**WHAT YOU HAVE TO DO**
Reply with one number: how many lines contain the word "presso".

**WORKING DATA**
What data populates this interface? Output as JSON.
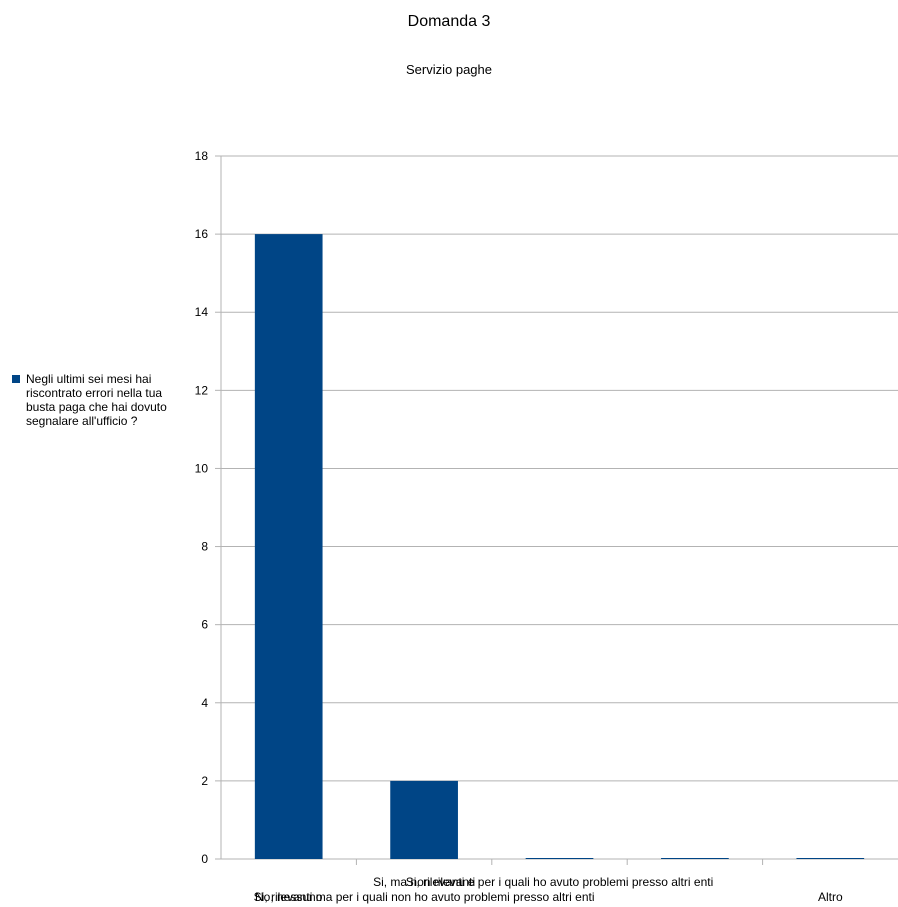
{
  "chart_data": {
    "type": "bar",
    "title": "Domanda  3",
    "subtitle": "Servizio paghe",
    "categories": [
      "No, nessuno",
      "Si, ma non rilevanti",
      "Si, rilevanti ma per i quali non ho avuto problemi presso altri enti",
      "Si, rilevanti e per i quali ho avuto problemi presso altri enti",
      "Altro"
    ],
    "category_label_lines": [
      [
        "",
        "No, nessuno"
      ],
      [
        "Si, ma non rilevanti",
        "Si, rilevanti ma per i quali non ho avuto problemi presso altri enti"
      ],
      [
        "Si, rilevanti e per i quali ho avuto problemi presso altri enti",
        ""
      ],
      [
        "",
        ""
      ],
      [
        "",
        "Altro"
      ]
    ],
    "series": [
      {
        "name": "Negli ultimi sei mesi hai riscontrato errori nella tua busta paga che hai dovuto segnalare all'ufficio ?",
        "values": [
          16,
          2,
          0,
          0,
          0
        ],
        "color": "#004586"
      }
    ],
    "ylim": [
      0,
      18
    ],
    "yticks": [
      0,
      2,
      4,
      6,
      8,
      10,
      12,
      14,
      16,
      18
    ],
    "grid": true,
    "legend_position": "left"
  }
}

---

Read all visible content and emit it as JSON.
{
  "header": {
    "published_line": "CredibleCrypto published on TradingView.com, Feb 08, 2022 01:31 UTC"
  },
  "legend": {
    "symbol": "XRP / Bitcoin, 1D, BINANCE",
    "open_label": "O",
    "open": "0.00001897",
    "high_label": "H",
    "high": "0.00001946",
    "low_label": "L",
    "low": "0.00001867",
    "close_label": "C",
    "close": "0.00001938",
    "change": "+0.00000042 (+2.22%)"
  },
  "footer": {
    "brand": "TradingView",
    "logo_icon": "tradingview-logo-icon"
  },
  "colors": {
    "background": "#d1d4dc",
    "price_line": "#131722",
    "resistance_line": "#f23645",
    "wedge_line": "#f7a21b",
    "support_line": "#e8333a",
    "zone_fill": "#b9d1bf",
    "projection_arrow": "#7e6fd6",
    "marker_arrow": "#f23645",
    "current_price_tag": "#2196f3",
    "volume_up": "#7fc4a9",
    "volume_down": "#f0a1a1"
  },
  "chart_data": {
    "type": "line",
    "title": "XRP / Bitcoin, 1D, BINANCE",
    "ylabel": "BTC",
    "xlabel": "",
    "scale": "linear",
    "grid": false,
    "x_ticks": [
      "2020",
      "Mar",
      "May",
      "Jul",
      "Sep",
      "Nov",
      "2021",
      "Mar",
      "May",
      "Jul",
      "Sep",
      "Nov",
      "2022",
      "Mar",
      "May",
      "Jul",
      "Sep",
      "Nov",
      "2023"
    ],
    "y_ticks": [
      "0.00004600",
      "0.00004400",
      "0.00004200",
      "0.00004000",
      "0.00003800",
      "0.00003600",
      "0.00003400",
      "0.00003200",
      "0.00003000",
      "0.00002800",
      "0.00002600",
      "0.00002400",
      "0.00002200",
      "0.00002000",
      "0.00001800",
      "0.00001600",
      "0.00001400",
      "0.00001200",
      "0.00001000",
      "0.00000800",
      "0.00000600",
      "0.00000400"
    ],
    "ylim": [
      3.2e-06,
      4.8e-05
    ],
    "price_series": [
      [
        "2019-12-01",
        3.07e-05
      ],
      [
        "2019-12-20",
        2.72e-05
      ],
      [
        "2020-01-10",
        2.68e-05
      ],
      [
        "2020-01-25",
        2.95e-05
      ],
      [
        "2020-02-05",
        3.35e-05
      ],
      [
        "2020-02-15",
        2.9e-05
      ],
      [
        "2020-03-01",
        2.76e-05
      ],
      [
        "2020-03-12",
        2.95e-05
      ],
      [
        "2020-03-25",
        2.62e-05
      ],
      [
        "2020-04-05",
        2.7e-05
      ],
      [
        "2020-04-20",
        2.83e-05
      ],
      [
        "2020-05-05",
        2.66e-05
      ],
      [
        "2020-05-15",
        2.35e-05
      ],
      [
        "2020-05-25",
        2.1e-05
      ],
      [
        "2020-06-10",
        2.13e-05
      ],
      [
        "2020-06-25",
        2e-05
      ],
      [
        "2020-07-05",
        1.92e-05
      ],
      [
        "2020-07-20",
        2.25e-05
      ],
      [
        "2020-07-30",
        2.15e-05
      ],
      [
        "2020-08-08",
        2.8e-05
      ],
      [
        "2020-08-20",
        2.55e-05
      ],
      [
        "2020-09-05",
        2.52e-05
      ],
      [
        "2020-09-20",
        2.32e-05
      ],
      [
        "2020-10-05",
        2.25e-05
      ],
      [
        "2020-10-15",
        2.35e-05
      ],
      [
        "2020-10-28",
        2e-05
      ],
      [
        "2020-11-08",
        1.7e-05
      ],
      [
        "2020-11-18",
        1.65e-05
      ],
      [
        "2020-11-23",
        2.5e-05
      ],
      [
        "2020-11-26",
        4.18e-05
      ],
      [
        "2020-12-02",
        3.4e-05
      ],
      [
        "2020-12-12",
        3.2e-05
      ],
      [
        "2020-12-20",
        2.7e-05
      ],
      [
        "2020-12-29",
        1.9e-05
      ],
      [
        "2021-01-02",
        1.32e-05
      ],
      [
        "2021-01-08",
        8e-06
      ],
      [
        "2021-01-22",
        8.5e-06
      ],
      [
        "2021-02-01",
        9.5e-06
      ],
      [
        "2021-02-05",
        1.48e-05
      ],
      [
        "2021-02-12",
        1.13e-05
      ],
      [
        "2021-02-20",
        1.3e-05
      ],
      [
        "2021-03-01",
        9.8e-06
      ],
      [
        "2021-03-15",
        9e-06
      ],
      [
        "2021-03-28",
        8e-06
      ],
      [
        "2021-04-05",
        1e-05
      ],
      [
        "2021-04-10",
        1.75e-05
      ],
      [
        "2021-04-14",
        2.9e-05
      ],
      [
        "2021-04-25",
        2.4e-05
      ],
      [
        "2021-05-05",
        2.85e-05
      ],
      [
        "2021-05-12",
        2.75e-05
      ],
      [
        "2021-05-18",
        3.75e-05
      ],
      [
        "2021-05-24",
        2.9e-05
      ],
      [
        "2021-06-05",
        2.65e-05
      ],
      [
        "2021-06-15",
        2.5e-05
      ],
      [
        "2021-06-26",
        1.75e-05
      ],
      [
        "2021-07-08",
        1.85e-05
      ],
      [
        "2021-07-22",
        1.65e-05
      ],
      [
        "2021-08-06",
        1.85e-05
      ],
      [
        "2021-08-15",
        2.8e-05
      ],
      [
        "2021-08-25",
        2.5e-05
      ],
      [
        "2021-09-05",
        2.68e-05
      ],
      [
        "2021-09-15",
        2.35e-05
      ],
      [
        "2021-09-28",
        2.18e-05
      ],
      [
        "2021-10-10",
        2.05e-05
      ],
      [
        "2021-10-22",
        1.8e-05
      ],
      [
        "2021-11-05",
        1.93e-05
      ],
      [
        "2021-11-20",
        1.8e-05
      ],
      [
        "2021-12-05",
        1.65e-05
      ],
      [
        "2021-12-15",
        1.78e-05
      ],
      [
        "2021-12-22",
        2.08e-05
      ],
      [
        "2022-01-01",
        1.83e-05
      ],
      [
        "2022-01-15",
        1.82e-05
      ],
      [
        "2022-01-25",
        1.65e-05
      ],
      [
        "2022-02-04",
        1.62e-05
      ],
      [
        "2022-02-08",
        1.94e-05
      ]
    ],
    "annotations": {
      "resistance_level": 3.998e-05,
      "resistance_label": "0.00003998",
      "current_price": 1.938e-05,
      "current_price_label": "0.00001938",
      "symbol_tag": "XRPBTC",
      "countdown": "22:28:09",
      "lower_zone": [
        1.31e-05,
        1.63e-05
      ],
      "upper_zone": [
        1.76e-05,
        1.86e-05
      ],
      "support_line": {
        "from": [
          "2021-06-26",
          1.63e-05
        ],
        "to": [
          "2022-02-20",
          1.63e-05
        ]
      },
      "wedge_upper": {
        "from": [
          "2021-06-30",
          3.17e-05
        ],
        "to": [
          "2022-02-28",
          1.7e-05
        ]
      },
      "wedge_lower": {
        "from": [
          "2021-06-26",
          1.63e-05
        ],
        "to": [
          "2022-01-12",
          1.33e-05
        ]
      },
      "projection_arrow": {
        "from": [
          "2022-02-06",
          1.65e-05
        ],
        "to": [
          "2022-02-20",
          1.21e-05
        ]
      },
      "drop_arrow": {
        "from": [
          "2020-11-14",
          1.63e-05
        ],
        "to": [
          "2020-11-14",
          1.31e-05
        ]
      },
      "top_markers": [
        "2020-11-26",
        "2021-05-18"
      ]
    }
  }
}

**THE REPLY**
4